## Directions for this task:
Repeat the data verbatim.

━━━━━━

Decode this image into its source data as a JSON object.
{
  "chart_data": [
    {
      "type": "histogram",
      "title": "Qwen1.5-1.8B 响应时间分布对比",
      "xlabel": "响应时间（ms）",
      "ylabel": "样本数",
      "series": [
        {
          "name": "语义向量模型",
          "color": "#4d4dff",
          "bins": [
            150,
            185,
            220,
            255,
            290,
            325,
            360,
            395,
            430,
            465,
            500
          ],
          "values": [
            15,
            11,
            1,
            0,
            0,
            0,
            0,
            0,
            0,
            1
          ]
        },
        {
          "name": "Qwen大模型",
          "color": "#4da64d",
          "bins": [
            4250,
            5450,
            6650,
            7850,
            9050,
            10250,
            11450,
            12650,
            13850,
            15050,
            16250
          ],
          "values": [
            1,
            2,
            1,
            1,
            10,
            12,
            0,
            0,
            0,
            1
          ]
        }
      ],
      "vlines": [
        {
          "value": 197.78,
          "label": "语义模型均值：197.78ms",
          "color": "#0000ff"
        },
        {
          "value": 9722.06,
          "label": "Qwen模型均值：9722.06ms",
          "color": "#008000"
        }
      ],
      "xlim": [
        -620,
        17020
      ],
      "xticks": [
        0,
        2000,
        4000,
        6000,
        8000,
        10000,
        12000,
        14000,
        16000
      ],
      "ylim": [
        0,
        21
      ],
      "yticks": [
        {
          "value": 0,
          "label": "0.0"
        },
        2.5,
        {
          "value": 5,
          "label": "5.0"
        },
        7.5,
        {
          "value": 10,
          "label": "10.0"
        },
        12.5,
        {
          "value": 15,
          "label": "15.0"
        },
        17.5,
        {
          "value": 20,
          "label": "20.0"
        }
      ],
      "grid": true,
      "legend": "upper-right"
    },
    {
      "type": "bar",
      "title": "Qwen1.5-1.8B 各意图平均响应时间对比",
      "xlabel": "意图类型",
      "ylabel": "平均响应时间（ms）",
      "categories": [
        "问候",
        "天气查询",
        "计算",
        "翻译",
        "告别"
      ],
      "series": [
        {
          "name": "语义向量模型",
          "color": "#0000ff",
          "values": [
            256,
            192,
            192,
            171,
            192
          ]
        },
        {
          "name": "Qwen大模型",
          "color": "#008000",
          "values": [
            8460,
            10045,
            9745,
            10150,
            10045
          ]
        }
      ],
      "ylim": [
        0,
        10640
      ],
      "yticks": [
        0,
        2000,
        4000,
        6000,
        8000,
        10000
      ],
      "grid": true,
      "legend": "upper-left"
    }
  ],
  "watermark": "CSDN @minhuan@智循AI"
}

━━━━━━

## Exercise solution:
Decode this image into its source data as a JSON object.
{
  "chart_data": [
    {
      "type": "histogram",
      "title": "Qwen1.5-1.8B 响应时间分布对比",
      "xlabel": "响应时间（ms）",
      "ylabel": "样本数",
      "series": [
        {
          "name": "语义向量模型",
          "color": "#4d4dff",
          "bins": [
            150,
            185,
            220,
            255,
            290,
            325,
            360,
            395,
            430,
            465,
            500
          ],
          "values": [
            15,
            11,
            1,
            0,
            0,
            0,
            0,
            0,
            0,
            1
          ]
        },
        {
          "name": "Qwen大模型",
          "color": "#4da64d",
          "bins": [
            4250,
            5450,
            6650,
            7850,
            9050,
            10250,
            11450,
            12650,
            13850,
            15050,
            16250
          ],
          "values": [
            1,
            2,
            1,
            1,
            10,
            12,
            0,
            0,
            0,
            1
          ]
        }
      ],
      "vlines": [
        {
          "value": 197.78,
          "label": "语义模型均值：197.78ms",
          "color": "#0000ff"
        },
        {
          "value": 9722.06,
          "label": "Qwen模型均值：9722.06ms",
          "color": "#008000"
        }
      ],
      "xlim": [
        -620,
        17020
      ],
      "xticks": [
        0,
        2000,
        4000,
        6000,
        8000,
        10000,
        12000,
        14000,
        16000
      ],
      "ylim": [
        0,
        21
      ],
      "yticks": [
        {
          "value": 0,
          "label": "0.0"
        },
        2.5,
        {
          "value": 5,
          "label": "5.0"
        },
        7.5,
        {
          "value": 10,
          "label": "10.0"
        },
        12.5,
        {
          "value": 15,
          "label": "15.0"
        },
        17.5,
        {
          "value": 20,
          "label": "20.0"
        }
      ],
      "grid": true,
      "legend": "upper-right"
    },
    {
      "type": "bar",
      "title": "Qwen1.5-1.8B 各意图平均响应时间对比",
      "xlabel": "意图类型",
      "ylabel": "平均响应时间（ms）",
      "categories": [
        "问候",
        "天气查询",
        "计算",
        "翻译",
        "告别"
      ],
      "series": [
        {
          "name": "语义向量模型",
          "color": "#0000ff",
          "values": [
            256,
            192,
            192,
            171,
            192
          ]
        },
        {
          "name": "Qwen大模型",
          "color": "#008000",
          "values": [
            8460,
            10045,
            9745,
            10150,
            10045
          ]
        }
      ],
      "ylim": [
        0,
        10640
      ],
      "yticks": [
        0,
        2000,
        4000,
        6000,
        8000,
        10000
      ],
      "grid": true,
      "legend": "upper-left"
    }
  ],
  "watermark": "CSDN @minhuan@智循AI"
}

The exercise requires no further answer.